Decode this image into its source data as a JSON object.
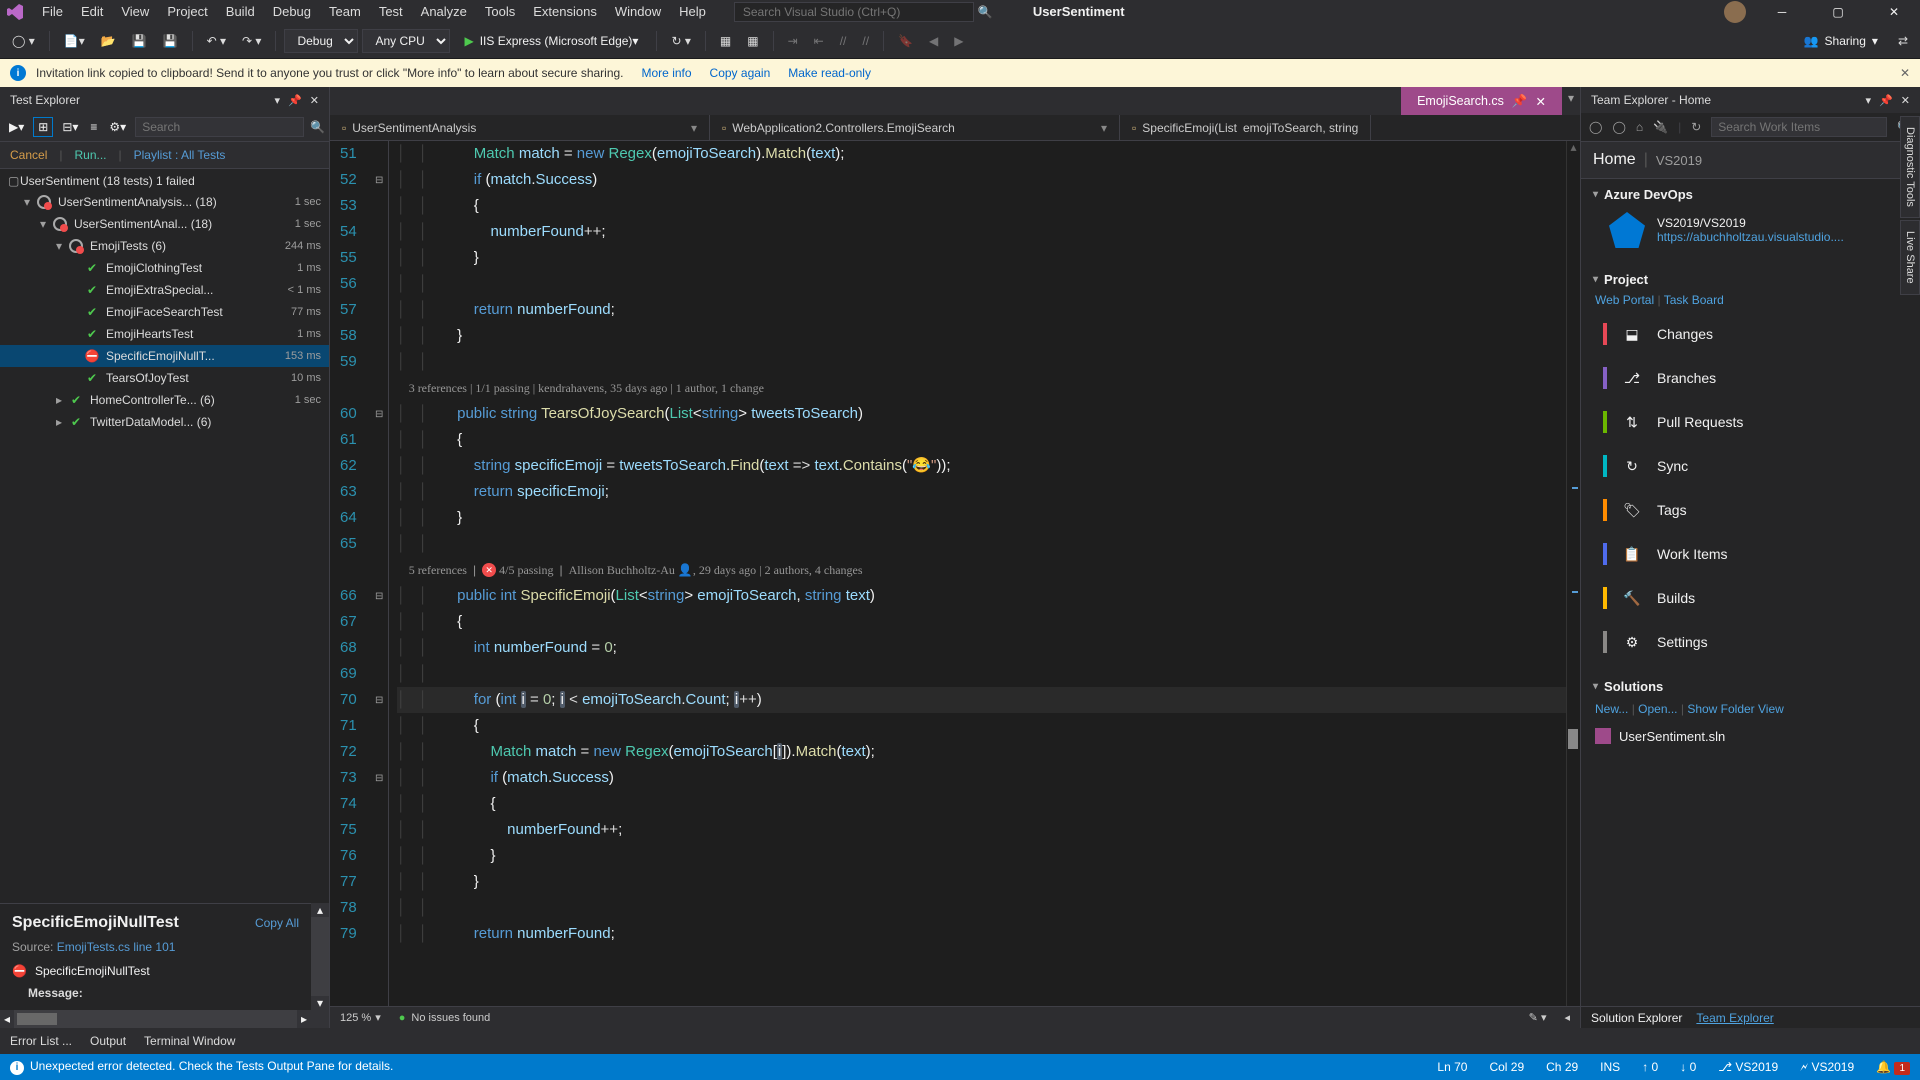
{
  "titlebar": {
    "menus": [
      "File",
      "Edit",
      "View",
      "Project",
      "Build",
      "Debug",
      "Team",
      "Test",
      "Analyze",
      "Tools",
      "Extensions",
      "Window",
      "Help"
    ],
    "search_placeholder": "Search Visual Studio (Ctrl+Q)",
    "app_name": "UserSentiment"
  },
  "toolbar": {
    "config": "Debug",
    "platform": "Any CPU",
    "run_label": "IIS Express (Microsoft Edge)",
    "sharing": "Sharing"
  },
  "infobar": {
    "message": "Invitation link copied to clipboard! Send it to anyone you trust or click \"More info\" to learn about secure sharing.",
    "more_info": "More info",
    "copy_again": "Copy again",
    "make_readonly": "Make read-only"
  },
  "test_explorer": {
    "title": "Test Explorer",
    "search_placeholder": "Search",
    "cancel": "Cancel",
    "run": "Run...",
    "playlist": "Playlist : All Tests",
    "root": {
      "name": "UserSentiment (18 tests) 1 failed",
      "dur": ""
    },
    "nodes": [
      {
        "depth": 1,
        "name": "UserSentimentAnalysis... (18)",
        "dur": "1 sec",
        "icon": "gauge-fail",
        "expanded": true
      },
      {
        "depth": 2,
        "name": "UserSentimentAnal... (18)",
        "dur": "1 sec",
        "icon": "gauge-fail",
        "expanded": true
      },
      {
        "depth": 3,
        "name": "EmojiTests (6)",
        "dur": "244 ms",
        "icon": "gauge-fail",
        "expanded": true
      },
      {
        "depth": 4,
        "name": "EmojiClothingTest",
        "dur": "1 ms",
        "icon": "pass"
      },
      {
        "depth": 4,
        "name": "EmojiExtraSpecial...",
        "dur": "< 1 ms",
        "icon": "pass"
      },
      {
        "depth": 4,
        "name": "EmojiFaceSearchTest",
        "dur": "77 ms",
        "icon": "pass"
      },
      {
        "depth": 4,
        "name": "EmojiHeartsTest",
        "dur": "1 ms",
        "icon": "pass"
      },
      {
        "depth": 4,
        "name": "SpecificEmojiNullT...",
        "dur": "153 ms",
        "icon": "fail",
        "selected": true
      },
      {
        "depth": 4,
        "name": "TearsOfJoyTest",
        "dur": "10 ms",
        "icon": "pass"
      },
      {
        "depth": 3,
        "name": "HomeControllerTe... (6)",
        "dur": "1 sec",
        "icon": "pass",
        "expandable": true
      },
      {
        "depth": 3,
        "name": "TwitterDataModel... (6)",
        "dur": "",
        "icon": "pass",
        "expandable": true
      }
    ],
    "detail": {
      "title": "SpecificEmojiNullTest",
      "copy_all": "Copy All",
      "source_label": "Source:",
      "source_link": "EmojiTests.cs line 101",
      "fail_name": "SpecificEmojiNullTest",
      "message_label": "Message:"
    }
  },
  "editor": {
    "tab": {
      "name": "EmojiSearch.cs"
    },
    "crumbs": [
      {
        "icon": "proj",
        "text": "UserSentimentAnalysis"
      },
      {
        "icon": "class",
        "text": "WebApplication2.Controllers.EmojiSearch"
      },
      {
        "icon": "method",
        "text": "SpecificEmoji(List<string> emojiToSearch, string"
      }
    ],
    "first_line": 51,
    "codelens1": "3 references | 1/1 passing | kendrahavens, 35 days ago | 1 author, 1 change",
    "codelens2_a": "5 references",
    "codelens2_b": "4/5 passing",
    "codelens2_c": "Allison Buchholtz-Au",
    "codelens2_d": ", 29 days ago | 2 authors, 4 changes",
    "status": {
      "zoom": "125 %",
      "issues": "No issues found"
    }
  },
  "team_explorer": {
    "title": "Team Explorer - Home",
    "search_placeholder": "Search Work Items",
    "home_label": "Home",
    "home_sub": "VS2019",
    "azure_head": "Azure DevOps",
    "azure_proj": "VS2019/VS2019",
    "azure_url": "https://abuchholtzau.visualstudio....",
    "project_head": "Project",
    "web_portal": "Web Portal",
    "task_board": "Task Board",
    "items": [
      {
        "label": "Changes",
        "bar": "pi-red"
      },
      {
        "label": "Branches",
        "bar": "pi-pur"
      },
      {
        "label": "Pull Requests",
        "bar": "pi-grn"
      },
      {
        "label": "Sync",
        "bar": "pi-teal"
      },
      {
        "label": "Tags",
        "bar": "pi-ora"
      },
      {
        "label": "Work Items",
        "bar": "pi-blue"
      },
      {
        "label": "Builds",
        "bar": "pi-yel"
      },
      {
        "label": "Settings",
        "bar": "pi-gray"
      }
    ],
    "solutions_head": "Solutions",
    "sol_new": "New...",
    "sol_open": "Open...",
    "sol_folder": "Show Folder View",
    "sln_name": "UserSentiment.sln",
    "footer_sol": "Solution Explorer",
    "footer_team": "Team Explorer"
  },
  "bottom_tabs": [
    "Error List ...",
    "Output",
    "Terminal Window"
  ],
  "status": {
    "error": "Unexpected error detected. Check the Tests Output Pane for details.",
    "line": "Ln 70",
    "col": "Col 29",
    "ch": "Ch 29",
    "ins": "INS",
    "up": "0",
    "down": "0",
    "repo": "VS2019",
    "branch": "VS2019",
    "notif": "1"
  },
  "side_tabs": [
    "Diagnostic Tools",
    "Live Share"
  ]
}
──────
## Aim of the exercise
Please repeat the entries exactly. Do not include the pictures.

## Exercise answer
Decode this image into its source data as a JSON object.
{
  "titlebar": {
    "menus": [
      "File",
      "Edit",
      "View",
      "Project",
      "Build",
      "Debug",
      "Team",
      "Test",
      "Analyze",
      "Tools",
      "Extensions",
      "Window",
      "Help"
    ],
    "search_placeholder": "Search Visual Studio (Ctrl+Q)",
    "app_name": "UserSentiment"
  },
  "toolbar": {
    "config": "Debug",
    "platform": "Any CPU",
    "run_label": "IIS Express (Microsoft Edge)",
    "sharing": "Sharing"
  },
  "infobar": {
    "message": "Invitation link copied to clipboard! Send it to anyone you trust or click \"More info\" to learn about secure sharing.",
    "more_info": "More info",
    "copy_again": "Copy again",
    "make_readonly": "Make read-only"
  },
  "test_explorer": {
    "title": "Test Explorer",
    "search_placeholder": "Search",
    "cancel": "Cancel",
    "run": "Run...",
    "playlist": "Playlist : All Tests",
    "root": {
      "name": "UserSentiment (18 tests) 1 failed",
      "dur": ""
    },
    "nodes": [
      {
        "depth": 1,
        "name": "UserSentimentAnalysis... (18)",
        "dur": "1 sec",
        "icon": "gauge-fail",
        "expanded": true
      },
      {
        "depth": 2,
        "name": "UserSentimentAnal... (18)",
        "dur": "1 sec",
        "icon": "gauge-fail",
        "expanded": true
      },
      {
        "depth": 3,
        "name": "EmojiTests (6)",
        "dur": "244 ms",
        "icon": "gauge-fail",
        "expanded": true
      },
      {
        "depth": 4,
        "name": "EmojiClothingTest",
        "dur": "1 ms",
        "icon": "pass"
      },
      {
        "depth": 4,
        "name": "EmojiExtraSpecial...",
        "dur": "< 1 ms",
        "icon": "pass"
      },
      {
        "depth": 4,
        "name": "EmojiFaceSearchTest",
        "dur": "77 ms",
        "icon": "pass"
      },
      {
        "depth": 4,
        "name": "EmojiHeartsTest",
        "dur": "1 ms",
        "icon": "pass"
      },
      {
        "depth": 4,
        "name": "SpecificEmojiNullT...",
        "dur": "153 ms",
        "icon": "fail",
        "selected": true
      },
      {
        "depth": 4,
        "name": "TearsOfJoyTest",
        "dur": "10 ms",
        "icon": "pass"
      },
      {
        "depth": 3,
        "name": "HomeControllerTe... (6)",
        "dur": "1 sec",
        "icon": "pass",
        "expandable": true
      },
      {
        "depth": 3,
        "name": "TwitterDataModel... (6)",
        "dur": "",
        "icon": "pass",
        "expandable": true
      }
    ],
    "detail": {
      "title": "SpecificEmojiNullTest",
      "copy_all": "Copy All",
      "source_label": "Source:",
      "source_link": "EmojiTests.cs line 101",
      "fail_name": "SpecificEmojiNullTest",
      "message_label": "Message:"
    }
  },
  "editor": {
    "tab": {
      "name": "EmojiSearch.cs"
    },
    "crumbs": [
      {
        "icon": "proj",
        "text": "UserSentimentAnalysis"
      },
      {
        "icon": "class",
        "text": "WebApplication2.Controllers.EmojiSearch"
      },
      {
        "icon": "method",
        "text": "SpecificEmoji(List<string> emojiToSearch, string"
      }
    ],
    "first_line": 51,
    "codelens1": "3 references | 1/1 passing | kendrahavens, 35 days ago | 1 author, 1 change",
    "codelens2_a": "5 references",
    "codelens2_b": "4/5 passing",
    "codelens2_c": "Allison Buchholtz-Au",
    "codelens2_d": ", 29 days ago | 2 authors, 4 changes",
    "status": {
      "zoom": "125 %",
      "issues": "No issues found"
    }
  },
  "team_explorer": {
    "title": "Team Explorer - Home",
    "search_placeholder": "Search Work Items",
    "home_label": "Home",
    "home_sub": "VS2019",
    "azure_head": "Azure DevOps",
    "azure_proj": "VS2019/VS2019",
    "azure_url": "https://abuchholtzau.visualstudio....",
    "project_head": "Project",
    "web_portal": "Web Portal",
    "task_board": "Task Board",
    "items": [
      {
        "label": "Changes",
        "bar": "pi-red"
      },
      {
        "label": "Branches",
        "bar": "pi-pur"
      },
      {
        "label": "Pull Requests",
        "bar": "pi-grn"
      },
      {
        "label": "Sync",
        "bar": "pi-teal"
      },
      {
        "label": "Tags",
        "bar": "pi-ora"
      },
      {
        "label": "Work Items",
        "bar": "pi-blue"
      },
      {
        "label": "Builds",
        "bar": "pi-yel"
      },
      {
        "label": "Settings",
        "bar": "pi-gray"
      }
    ],
    "solutions_head": "Solutions",
    "sol_new": "New...",
    "sol_open": "Open...",
    "sol_folder": "Show Folder View",
    "sln_name": "UserSentiment.sln",
    "footer_sol": "Solution Explorer",
    "footer_team": "Team Explorer"
  },
  "bottom_tabs": [
    "Error List ...",
    "Output",
    "Terminal Window"
  ],
  "status": {
    "error": "Unexpected error detected. Check the Tests Output Pane for details.",
    "line": "Ln 70",
    "col": "Col 29",
    "ch": "Ch 29",
    "ins": "INS",
    "up": "0",
    "down": "0",
    "repo": "VS2019",
    "branch": "VS2019",
    "notif": "1"
  },
  "side_tabs": [
    "Diagnostic Tools",
    "Live Share"
  ]
}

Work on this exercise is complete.